# JOB:
Copy the entries from the line with "418, 475, 428]" up to and including the line with "Text: HPI: Average", character for character.
═════ SUPPLIED RECORDS
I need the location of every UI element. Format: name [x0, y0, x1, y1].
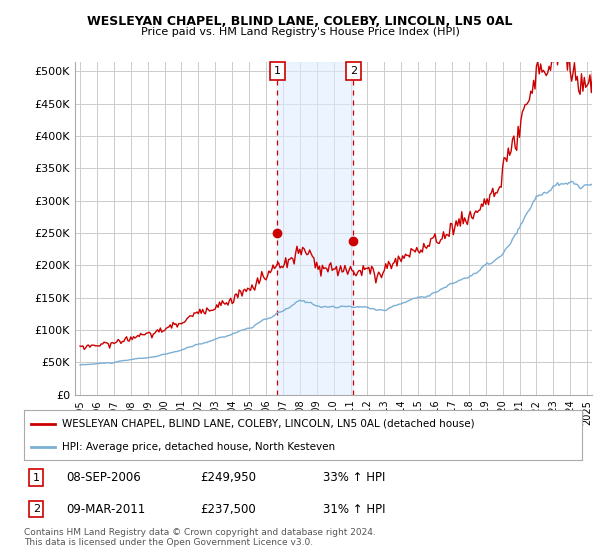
Text: WESLEYAN CHAPEL, BLIND LANE, COLEBY, LINCOLN, LN5 0AL (detached house): WESLEYAN CHAPEL, BLIND LANE, COLEBY, LIN… [62, 418, 475, 428]
Text: HPI: Average price, detached house, North Kesteven: HPI: Average price, detached house, Nort… [62, 442, 335, 452]
Text: 1: 1 [33, 473, 40, 483]
Text: £249,950: £249,950 [200, 471, 256, 484]
Bar [277, 62, 353, 395]
Text: 08-SEP-2006: 08-SEP-2006 [66, 471, 140, 484]
Text: 2: 2 [33, 504, 40, 514]
Text: WESLEYAN CHAPEL, BLIND LANE, COLEBY, LINCOLN, LN5 0AL: WESLEYAN CHAPEL, BLIND LANE, COLEBY, LIN… [87, 15, 513, 28]
Text: Price paid vs. HM Land Registry's House Price Index (HPI): Price paid vs. HM Land Registry's House … [140, 27, 460, 37]
Text: Contains HM Land Registry data © Crown copyright and database right 2024.
This d: Contains HM Land Registry data © Crown c… [24, 528, 376, 547]
Text: 31% ↑ HPI: 31% ↑ HPI [323, 502, 385, 516]
Text: 2: 2 [350, 66, 357, 76]
Text: £237,500: £237,500 [200, 502, 256, 516]
Text: 1: 1 [274, 66, 281, 76]
Text: 09-MAR-2011: 09-MAR-2011 [66, 502, 145, 516]
Text: 33% ↑ HPI: 33% ↑ HPI [323, 471, 385, 484]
══════════
# COMPLETED EXERCISE:
Text: WESLEYAN CHAPEL, BLIND LANE, COLEBY, LINCOLN, LN5 0AL (detached house): WESLEYAN CHAPEL, BLIND LANE, COLEBY, LIN… [62, 418, 475, 428]
Text: HPI: Average price, detached house, North Kesteven: HPI: Average price, detached house, Nort… [62, 442, 335, 452]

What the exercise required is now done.